» STATED TASK:
Determine how many lines include "this". Give the number and nothing else.

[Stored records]
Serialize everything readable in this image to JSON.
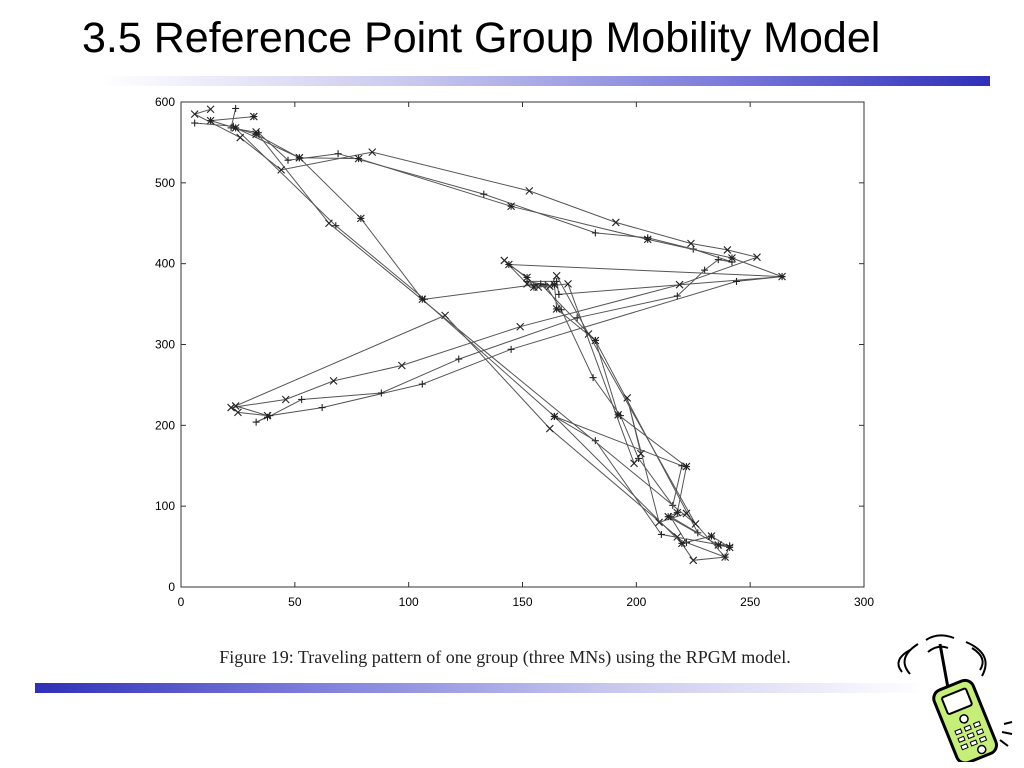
{
  "slide": {
    "title": "3.5 Reference Point Group Mobility Model",
    "caption": "Figure 19: Traveling pattern of one group (three MNs) using the RPGM model.",
    "icons": [
      "cellphone-clipart"
    ]
  },
  "colors": {
    "accent": "#2f2fb8",
    "line": "#555555"
  },
  "chart_data": {
    "type": "line",
    "title": "",
    "xlabel": "",
    "ylabel": "",
    "xlim": [
      0,
      300
    ],
    "ylim": [
      0,
      600
    ],
    "x_ticks": [
      "0",
      "50",
      "100",
      "150",
      "200",
      "250",
      "300"
    ],
    "y_ticks": [
      "0",
      "100",
      "200",
      "300",
      "400",
      "500",
      "600"
    ],
    "grid": false,
    "legend": "none",
    "series": [
      {
        "marker": "plus",
        "points": [
          [
            24,
            592
          ],
          [
            22,
            568
          ],
          [
            34,
            562
          ],
          [
            47,
            528
          ],
          [
            69,
            536
          ],
          [
            133,
            486
          ],
          [
            182,
            438
          ],
          [
            205,
            432
          ],
          [
            225,
            418
          ],
          [
            242,
            402
          ],
          [
            236,
            405
          ],
          [
            230,
            392
          ],
          [
            218,
            360
          ],
          [
            174,
            333
          ],
          [
            122,
            282
          ],
          [
            88,
            240
          ],
          [
            53,
            232
          ],
          [
            38,
            210
          ],
          [
            33,
            204
          ],
          [
            39,
            212
          ],
          [
            62,
            222
          ],
          [
            106,
            251
          ],
          [
            145,
            294
          ],
          [
            244,
            378
          ],
          [
            264,
            384
          ],
          [
            166,
            362
          ],
          [
            165,
            378
          ],
          [
            152,
            378
          ],
          [
            160,
            374
          ],
          [
            167,
            343
          ],
          [
            181,
            259
          ],
          [
            193,
            212
          ],
          [
            201,
            159
          ],
          [
            216,
            101
          ],
          [
            220,
            150
          ],
          [
            164,
            211
          ],
          [
            182,
            181
          ],
          [
            211,
            65
          ],
          [
            237,
            52
          ],
          [
            241,
            51
          ],
          [
            239,
            37
          ],
          [
            222,
            55
          ],
          [
            215,
            87
          ],
          [
            227,
            67
          ],
          [
            182,
            305
          ],
          [
            158,
            375
          ],
          [
            107,
            356
          ],
          [
            68,
            447
          ],
          [
            23,
            570
          ],
          [
            6,
            574
          ]
        ]
      },
      {
        "marker": "x",
        "points": [
          [
            13,
            591
          ],
          [
            6,
            585
          ],
          [
            26,
            556
          ],
          [
            44,
            516
          ],
          [
            84,
            538
          ],
          [
            153,
            490
          ],
          [
            191,
            451
          ],
          [
            224,
            425
          ],
          [
            240,
            417
          ],
          [
            253,
            408
          ],
          [
            219,
            374
          ],
          [
            149,
            322
          ],
          [
            97,
            274
          ],
          [
            67,
            255
          ],
          [
            46,
            232
          ],
          [
            22,
            222
          ],
          [
            25,
            216
          ],
          [
            38,
            212
          ],
          [
            24,
            224
          ],
          [
            116,
            336
          ],
          [
            162,
            196
          ],
          [
            218,
            62
          ],
          [
            225,
            33
          ],
          [
            239,
            37
          ],
          [
            222,
            91
          ],
          [
            210,
            80
          ],
          [
            196,
            234
          ],
          [
            202,
            165
          ],
          [
            199,
            153
          ],
          [
            170,
            375
          ],
          [
            157,
            371
          ],
          [
            142,
            404
          ],
          [
            152,
            375
          ],
          [
            162,
            372
          ],
          [
            165,
            385
          ],
          [
            179,
            313
          ],
          [
            226,
            78
          ],
          [
            65,
            450
          ],
          [
            33,
            563
          ]
        ]
      },
      {
        "marker": "star",
        "points": [
          [
            32,
            582
          ],
          [
            13,
            577
          ],
          [
            33,
            560
          ],
          [
            52,
            531
          ],
          [
            78,
            530
          ],
          [
            145,
            471
          ],
          [
            205,
            430
          ],
          [
            242,
            407
          ],
          [
            264,
            384
          ],
          [
            144,
            399
          ],
          [
            152,
            383
          ],
          [
            155,
            371
          ],
          [
            164,
            374
          ],
          [
            165,
            344
          ],
          [
            182,
            305
          ],
          [
            192,
            213
          ],
          [
            222,
            149
          ],
          [
            218,
            92
          ],
          [
            214,
            87
          ],
          [
            236,
            52
          ],
          [
            241,
            49
          ],
          [
            233,
            63
          ],
          [
            220,
            54
          ],
          [
            164,
            211
          ],
          [
            106,
            356
          ],
          [
            79,
            456
          ],
          [
            52,
            531
          ],
          [
            24,
            568
          ]
        ]
      }
    ]
  }
}
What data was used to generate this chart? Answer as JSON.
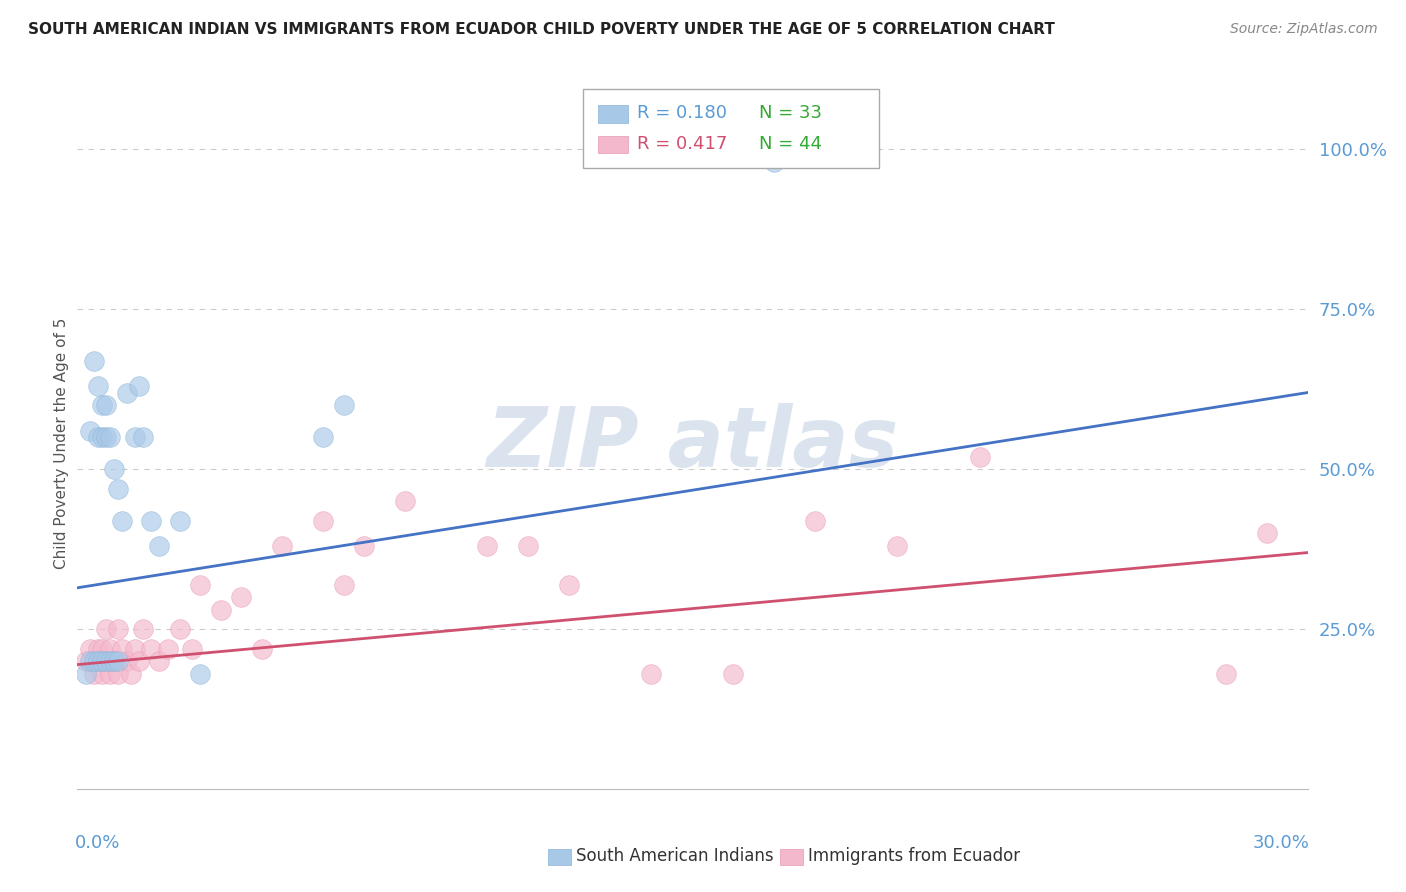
{
  "title": "SOUTH AMERICAN INDIAN VS IMMIGRANTS FROM ECUADOR CHILD POVERTY UNDER THE AGE OF 5 CORRELATION CHART",
  "source": "Source: ZipAtlas.com",
  "ylabel_label": "Child Poverty Under the Age of 5",
  "legend_blue_r": "R = 0.180",
  "legend_blue_n": "N = 33",
  "legend_pink_r": "R = 0.417",
  "legend_pink_n": "N = 44",
  "legend_label_blue": "South American Indians",
  "legend_label_pink": "Immigrants from Ecuador",
  "ytick_labels": [
    "100.0%",
    "75.0%",
    "50.0%",
    "25.0%"
  ],
  "ytick_positions": [
    1.0,
    0.75,
    0.5,
    0.25
  ],
  "xlim": [
    0.0,
    0.3
  ],
  "ylim": [
    0.0,
    1.08
  ],
  "color_blue": "#a8c8e8",
  "color_blue_edge": "#8ab4d8",
  "color_pink": "#f4b8cc",
  "color_pink_edge": "#e898b4",
  "color_line_blue": "#4472c4",
  "color_line_pink": "#d05070",
  "color_axis_text": "#5b9bd5",
  "color_grid": "#cccccc",
  "watermark_color": "#ccd8e8",
  "blue_scatter_x": [
    0.002,
    0.003,
    0.003,
    0.004,
    0.004,
    0.005,
    0.005,
    0.005,
    0.006,
    0.006,
    0.006,
    0.007,
    0.007,
    0.007,
    0.008,
    0.008,
    0.009,
    0.009,
    0.01,
    0.01,
    0.011,
    0.012,
    0.014,
    0.015,
    0.016,
    0.018,
    0.02,
    0.025,
    0.03,
    0.06,
    0.065,
    0.13,
    0.17
  ],
  "blue_scatter_y": [
    0.18,
    0.2,
    0.56,
    0.67,
    0.2,
    0.55,
    0.63,
    0.2,
    0.55,
    0.6,
    0.2,
    0.55,
    0.6,
    0.2,
    0.55,
    0.2,
    0.5,
    0.2,
    0.47,
    0.2,
    0.42,
    0.62,
    0.55,
    0.63,
    0.55,
    0.42,
    0.38,
    0.42,
    0.18,
    0.55,
    0.6,
    0.99,
    0.98
  ],
  "pink_scatter_x": [
    0.002,
    0.003,
    0.004,
    0.005,
    0.005,
    0.006,
    0.006,
    0.007,
    0.007,
    0.008,
    0.008,
    0.009,
    0.01,
    0.01,
    0.011,
    0.012,
    0.013,
    0.014,
    0.015,
    0.016,
    0.018,
    0.02,
    0.022,
    0.025,
    0.028,
    0.03,
    0.035,
    0.04,
    0.045,
    0.05,
    0.06,
    0.065,
    0.07,
    0.08,
    0.1,
    0.11,
    0.12,
    0.14,
    0.16,
    0.18,
    0.2,
    0.22,
    0.28,
    0.29
  ],
  "pink_scatter_y": [
    0.2,
    0.22,
    0.18,
    0.2,
    0.22,
    0.18,
    0.22,
    0.2,
    0.25,
    0.18,
    0.22,
    0.2,
    0.18,
    0.25,
    0.22,
    0.2,
    0.18,
    0.22,
    0.2,
    0.25,
    0.22,
    0.2,
    0.22,
    0.25,
    0.22,
    0.32,
    0.28,
    0.3,
    0.22,
    0.38,
    0.42,
    0.32,
    0.38,
    0.45,
    0.38,
    0.38,
    0.32,
    0.18,
    0.18,
    0.42,
    0.38,
    0.52,
    0.18,
    0.4
  ],
  "blue_line_x0": 0.0,
  "blue_line_x1": 0.3,
  "blue_line_y0": 0.315,
  "blue_line_y1": 0.62,
  "pink_line_x0": 0.0,
  "pink_line_x1": 0.3,
  "pink_line_y0": 0.195,
  "pink_line_y1": 0.37
}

» TASK RESPONSE:
2